Figure content listings
┄┄┄┄┄┄┄┄┄┄

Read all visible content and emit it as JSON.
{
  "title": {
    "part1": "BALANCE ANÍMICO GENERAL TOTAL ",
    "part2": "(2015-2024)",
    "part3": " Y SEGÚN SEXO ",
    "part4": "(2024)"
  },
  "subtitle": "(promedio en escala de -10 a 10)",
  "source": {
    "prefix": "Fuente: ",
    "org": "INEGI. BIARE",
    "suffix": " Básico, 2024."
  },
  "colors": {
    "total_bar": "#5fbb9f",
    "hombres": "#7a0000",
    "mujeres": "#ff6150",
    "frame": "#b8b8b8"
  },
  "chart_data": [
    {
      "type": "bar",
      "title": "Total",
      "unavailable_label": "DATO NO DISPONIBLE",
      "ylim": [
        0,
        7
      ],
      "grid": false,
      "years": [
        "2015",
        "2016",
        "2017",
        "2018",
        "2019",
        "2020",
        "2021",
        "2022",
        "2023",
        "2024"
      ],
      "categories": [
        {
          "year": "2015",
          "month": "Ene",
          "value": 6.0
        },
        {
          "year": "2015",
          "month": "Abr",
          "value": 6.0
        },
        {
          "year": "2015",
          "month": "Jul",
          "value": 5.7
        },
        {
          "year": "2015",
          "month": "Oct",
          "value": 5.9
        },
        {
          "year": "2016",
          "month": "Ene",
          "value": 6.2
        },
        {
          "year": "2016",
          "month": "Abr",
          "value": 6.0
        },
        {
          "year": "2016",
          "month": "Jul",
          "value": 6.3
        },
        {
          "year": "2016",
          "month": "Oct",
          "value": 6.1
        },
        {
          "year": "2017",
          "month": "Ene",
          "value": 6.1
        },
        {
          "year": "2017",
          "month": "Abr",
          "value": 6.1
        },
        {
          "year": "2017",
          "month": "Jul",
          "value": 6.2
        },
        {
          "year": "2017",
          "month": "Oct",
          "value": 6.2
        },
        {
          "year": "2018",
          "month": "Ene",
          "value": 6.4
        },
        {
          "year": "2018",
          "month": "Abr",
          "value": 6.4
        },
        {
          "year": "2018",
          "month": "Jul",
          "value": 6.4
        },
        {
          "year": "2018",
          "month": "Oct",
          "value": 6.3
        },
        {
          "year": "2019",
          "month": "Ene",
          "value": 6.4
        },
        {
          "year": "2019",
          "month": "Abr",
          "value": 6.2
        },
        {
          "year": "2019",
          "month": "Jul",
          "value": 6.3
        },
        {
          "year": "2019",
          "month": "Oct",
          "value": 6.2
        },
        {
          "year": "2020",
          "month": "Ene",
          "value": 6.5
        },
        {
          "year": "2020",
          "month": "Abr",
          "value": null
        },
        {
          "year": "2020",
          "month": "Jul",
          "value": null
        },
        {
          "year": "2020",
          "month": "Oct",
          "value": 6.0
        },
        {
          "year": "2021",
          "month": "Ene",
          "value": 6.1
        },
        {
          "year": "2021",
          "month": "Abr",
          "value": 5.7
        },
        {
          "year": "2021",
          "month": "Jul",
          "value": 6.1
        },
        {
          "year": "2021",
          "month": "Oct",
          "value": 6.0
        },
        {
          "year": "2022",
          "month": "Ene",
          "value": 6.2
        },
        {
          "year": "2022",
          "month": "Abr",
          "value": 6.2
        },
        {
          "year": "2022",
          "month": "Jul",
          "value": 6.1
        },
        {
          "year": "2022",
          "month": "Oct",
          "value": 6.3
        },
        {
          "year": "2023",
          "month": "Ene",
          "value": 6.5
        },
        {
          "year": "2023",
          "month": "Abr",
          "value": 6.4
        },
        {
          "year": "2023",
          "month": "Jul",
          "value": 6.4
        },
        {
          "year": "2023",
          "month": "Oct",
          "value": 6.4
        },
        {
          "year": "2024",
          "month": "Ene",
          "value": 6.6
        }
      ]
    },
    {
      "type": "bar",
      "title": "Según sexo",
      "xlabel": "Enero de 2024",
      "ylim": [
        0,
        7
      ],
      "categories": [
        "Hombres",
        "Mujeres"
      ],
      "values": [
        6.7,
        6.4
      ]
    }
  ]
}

┄┄┄┄┄┄┄┄┄┄

**Problem description**
Return all of the entries exactly as written.

**Reply**
Read all visible content and emit it as JSON.
{
  "title": {
    "part1": "BALANCE ANÍMICO GENERAL TOTAL ",
    "part2": "(2015-2024)",
    "part3": " Y SEGÚN SEXO ",
    "part4": "(2024)"
  },
  "subtitle": "(promedio en escala de -10 a 10)",
  "source": {
    "prefix": "Fuente: ",
    "org": "INEGI. BIARE",
    "suffix": " Básico, 2024."
  },
  "colors": {
    "total_bar": "#5fbb9f",
    "hombres": "#7a0000",
    "mujeres": "#ff6150",
    "frame": "#b8b8b8"
  },
  "chart_data": [
    {
      "type": "bar",
      "title": "Total",
      "unavailable_label": "DATO NO DISPONIBLE",
      "ylim": [
        0,
        7
      ],
      "grid": false,
      "years": [
        "2015",
        "2016",
        "2017",
        "2018",
        "2019",
        "2020",
        "2021",
        "2022",
        "2023",
        "2024"
      ],
      "categories": [
        {
          "year": "2015",
          "month": "Ene",
          "value": 6.0
        },
        {
          "year": "2015",
          "month": "Abr",
          "value": 6.0
        },
        {
          "year": "2015",
          "month": "Jul",
          "value": 5.7
        },
        {
          "year": "2015",
          "month": "Oct",
          "value": 5.9
        },
        {
          "year": "2016",
          "month": "Ene",
          "value": 6.2
        },
        {
          "year": "2016",
          "month": "Abr",
          "value": 6.0
        },
        {
          "year": "2016",
          "month": "Jul",
          "value": 6.3
        },
        {
          "year": "2016",
          "month": "Oct",
          "value": 6.1
        },
        {
          "year": "2017",
          "month": "Ene",
          "value": 6.1
        },
        {
          "year": "2017",
          "month": "Abr",
          "value": 6.1
        },
        {
          "year": "2017",
          "month": "Jul",
          "value": 6.2
        },
        {
          "year": "2017",
          "month": "Oct",
          "value": 6.2
        },
        {
          "year": "2018",
          "month": "Ene",
          "value": 6.4
        },
        {
          "year": "2018",
          "month": "Abr",
          "value": 6.4
        },
        {
          "year": "2018",
          "month": "Jul",
          "value": 6.4
        },
        {
          "year": "2018",
          "month": "Oct",
          "value": 6.3
        },
        {
          "year": "2019",
          "month": "Ene",
          "value": 6.4
        },
        {
          "year": "2019",
          "month": "Abr",
          "value": 6.2
        },
        {
          "year": "2019",
          "month": "Jul",
          "value": 6.3
        },
        {
          "year": "2019",
          "month": "Oct",
          "value": 6.2
        },
        {
          "year": "2020",
          "month": "Ene",
          "value": 6.5
        },
        {
          "year": "2020",
          "month": "Abr",
          "value": null
        },
        {
          "year": "2020",
          "month": "Jul",
          "value": null
        },
        {
          "year": "2020",
          "month": "Oct",
          "value": 6.0
        },
        {
          "year": "2021",
          "month": "Ene",
          "value": 6.1
        },
        {
          "year": "2021",
          "month": "Abr",
          "value": 5.7
        },
        {
          "year": "2021",
          "month": "Jul",
          "value": 6.1
        },
        {
          "year": "2021",
          "month": "Oct",
          "value": 6.0
        },
        {
          "year": "2022",
          "month": "Ene",
          "value": 6.2
        },
        {
          "year": "2022",
          "month": "Abr",
          "value": 6.2
        },
        {
          "year": "2022",
          "month": "Jul",
          "value": 6.1
        },
        {
          "year": "2022",
          "month": "Oct",
          "value": 6.3
        },
        {
          "year": "2023",
          "month": "Ene",
          "value": 6.5
        },
        {
          "year": "2023",
          "month": "Abr",
          "value": 6.4
        },
        {
          "year": "2023",
          "month": "Jul",
          "value": 6.4
        },
        {
          "year": "2023",
          "month": "Oct",
          "value": 6.4
        },
        {
          "year": "2024",
          "month": "Ene",
          "value": 6.6
        }
      ]
    },
    {
      "type": "bar",
      "title": "Según sexo",
      "xlabel": "Enero de 2024",
      "ylim": [
        0,
        7
      ],
      "categories": [
        "Hombres",
        "Mujeres"
      ],
      "values": [
        6.7,
        6.4
      ]
    }
  ]
}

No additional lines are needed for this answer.